[Records provided]
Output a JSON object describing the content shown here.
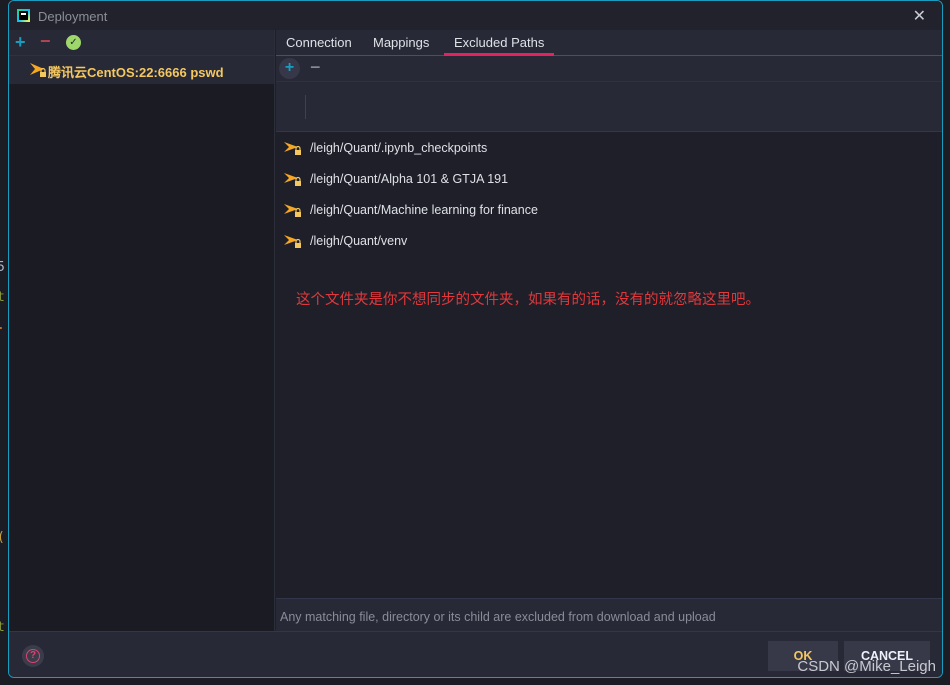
{
  "window": {
    "title": "Deployment",
    "close_icon": "close-icon"
  },
  "sidebar": {
    "toolbar": {
      "add_icon": "plus-icon",
      "remove_icon": "minus-icon",
      "default_icon": "check-circle-icon"
    },
    "servers": [
      {
        "label": "腾讯云CentOS:22:6666 pswd",
        "icon": "sftp-server-icon",
        "selected": true
      }
    ]
  },
  "tabs": [
    {
      "label": "Connection",
      "active": false
    },
    {
      "label": "Mappings",
      "active": false
    },
    {
      "label": "Excluded Paths",
      "active": true
    }
  ],
  "excluded_paths": {
    "toolbar": {
      "add_icon": "plus-icon",
      "remove_icon": "minus-icon"
    },
    "input_value": "",
    "items": [
      {
        "path": "/leigh/Quant/.ipynb_checkpoints",
        "icon": "remote-folder-lock-icon"
      },
      {
        "path": "/leigh/Quant/Alpha 101 & GTJA 191",
        "icon": "remote-folder-lock-icon"
      },
      {
        "path": "/leigh/Quant/Machine learning for finance",
        "icon": "remote-folder-lock-icon"
      },
      {
        "path": "/leigh/Quant/venv",
        "icon": "remote-folder-lock-icon"
      }
    ],
    "annotation": "这个文件夹是你不想同步的文件夹，如果有的话，没有的就忽略这里吧。",
    "hint": "Any matching file, directory or its child are excluded from download and upload"
  },
  "footer": {
    "help_icon": "help-icon",
    "ok_label": "OK",
    "cancel_label": "CANCEL"
  },
  "watermark": "CSDN @Mike_Leigh",
  "colors": {
    "accent_border": "#1a9cbf",
    "active_tab_underline": "#e1245f",
    "server_label": "#f5c85f",
    "annotation": "#e0383c"
  }
}
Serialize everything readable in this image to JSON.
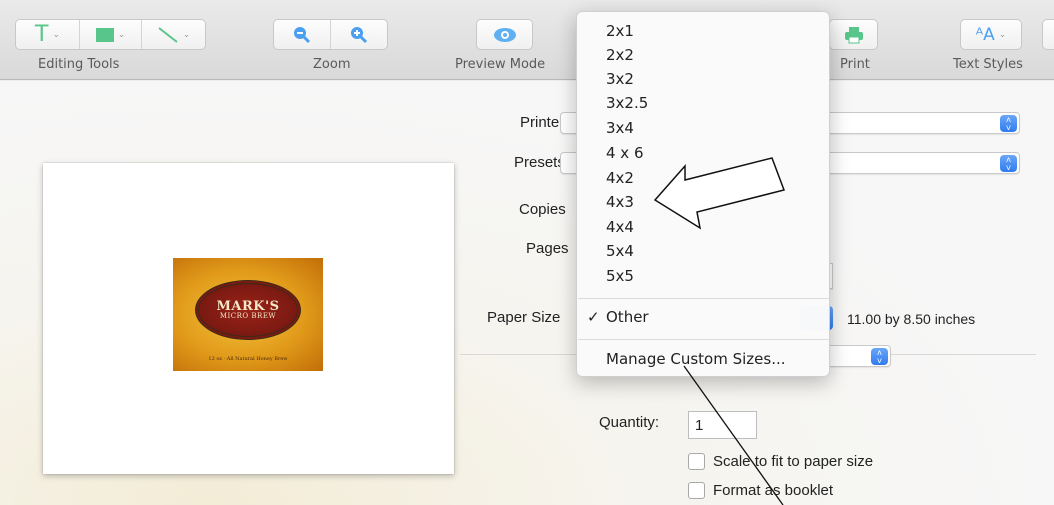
{
  "toolbar": {
    "editing_tools_label": "Editing Tools",
    "zoom_label": "Zoom",
    "preview_mode_label": "Preview Mode",
    "print_label": "Print",
    "text_styles_label": "Text Styles",
    "icons": {
      "text": "text-tool-icon",
      "shape": "shape-tool-icon",
      "line": "line-tool-icon",
      "zoom_out": "zoom-out-icon",
      "zoom_in": "zoom-in-icon",
      "preview": "eye-icon",
      "print": "printer-icon",
      "text_styles": "text-styles-icon"
    },
    "colors": {
      "accent_green": "#58c58a",
      "accent_blue": "#4a9ff0"
    }
  },
  "print_dialog": {
    "printer_label": "Printer",
    "presets_label": "Presets",
    "copies_label": "Copies",
    "pages_label": "Pages",
    "paper_size_label": "Paper Size",
    "paper_size_value": "11.00 by 8.50 inches",
    "quantity_label": "Quantity:",
    "quantity_value": "1",
    "scale_to_fit_label": "Scale to fit to paper size",
    "format_booklet_label": "Format as booklet"
  },
  "preview_label": {
    "title_line1": "MARK'S",
    "title_line2": "MICRO BREW",
    "footer": "12 oz · All Natural Honey Brew"
  },
  "paper_size_menu": {
    "items": [
      "2x1",
      "2x2",
      "3x2",
      "3x2.5",
      "3x4",
      "4 x 6",
      "4x2",
      "4x3",
      "4x4",
      "5x4",
      "5x5"
    ],
    "selected": "Other",
    "check": "✓",
    "manage": "Manage Custom Sizes..."
  }
}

[Problem statement]
Copy the data exactly. Any picture it contains is to be omitted.

[Output for this exercise]
Output a JSON object describing the content shown here.
{
  "window": {
    "title": "Deployment",
    "close_icon": "close-icon"
  },
  "sidebar": {
    "toolbar": {
      "add_icon": "plus-icon",
      "remove_icon": "minus-icon",
      "default_icon": "check-circle-icon"
    },
    "servers": [
      {
        "label": "腾讯云CentOS:22:6666 pswd",
        "icon": "sftp-server-icon",
        "selected": true
      }
    ]
  },
  "tabs": [
    {
      "label": "Connection",
      "active": false
    },
    {
      "label": "Mappings",
      "active": false
    },
    {
      "label": "Excluded Paths",
      "active": true
    }
  ],
  "excluded_paths": {
    "toolbar": {
      "add_icon": "plus-icon",
      "remove_icon": "minus-icon"
    },
    "input_value": "",
    "items": [
      {
        "path": "/leigh/Quant/.ipynb_checkpoints",
        "icon": "remote-folder-lock-icon"
      },
      {
        "path": "/leigh/Quant/Alpha 101 & GTJA 191",
        "icon": "remote-folder-lock-icon"
      },
      {
        "path": "/leigh/Quant/Machine learning for finance",
        "icon": "remote-folder-lock-icon"
      },
      {
        "path": "/leigh/Quant/venv",
        "icon": "remote-folder-lock-icon"
      }
    ],
    "annotation": "这个文件夹是你不想同步的文件夹，如果有的话，没有的就忽略这里吧。",
    "hint": "Any matching file, directory or its child are excluded from download and upload"
  },
  "footer": {
    "help_icon": "help-icon",
    "ok_label": "OK",
    "cancel_label": "CANCEL"
  },
  "watermark": "CSDN @Mike_Leigh",
  "colors": {
    "accent_border": "#1a9cbf",
    "active_tab_underline": "#e1245f",
    "server_label": "#f5c85f",
    "annotation": "#e0383c"
  }
}
Serialize everything readable in this image to JSON.
{
  "toolbar": {
    "editing_tools_label": "Editing Tools",
    "zoom_label": "Zoom",
    "preview_mode_label": "Preview Mode",
    "print_label": "Print",
    "text_styles_label": "Text Styles",
    "icons": {
      "text": "text-tool-icon",
      "shape": "shape-tool-icon",
      "line": "line-tool-icon",
      "zoom_out": "zoom-out-icon",
      "zoom_in": "zoom-in-icon",
      "preview": "eye-icon",
      "print": "printer-icon",
      "text_styles": "text-styles-icon"
    },
    "colors": {
      "accent_green": "#58c58a",
      "accent_blue": "#4a9ff0"
    }
  },
  "print_dialog": {
    "printer_label": "Printer",
    "presets_label": "Presets",
    "copies_label": "Copies",
    "pages_label": "Pages",
    "paper_size_label": "Paper Size",
    "paper_size_value": "11.00 by 8.50 inches",
    "quantity_label": "Quantity:",
    "quantity_value": "1",
    "scale_to_fit_label": "Scale to fit to paper size",
    "format_booklet_label": "Format as booklet"
  },
  "preview_label": {
    "title_line1": "MARK'S",
    "title_line2": "MICRO BREW",
    "footer": "12 oz · All Natural Honey Brew"
  },
  "paper_size_menu": {
    "items": [
      "2x1",
      "2x2",
      "3x2",
      "3x2.5",
      "3x4",
      "4 x 6",
      "4x2",
      "4x3",
      "4x4",
      "5x4",
      "5x5"
    ],
    "selected": "Other",
    "check": "✓",
    "manage": "Manage Custom Sizes..."
  }
}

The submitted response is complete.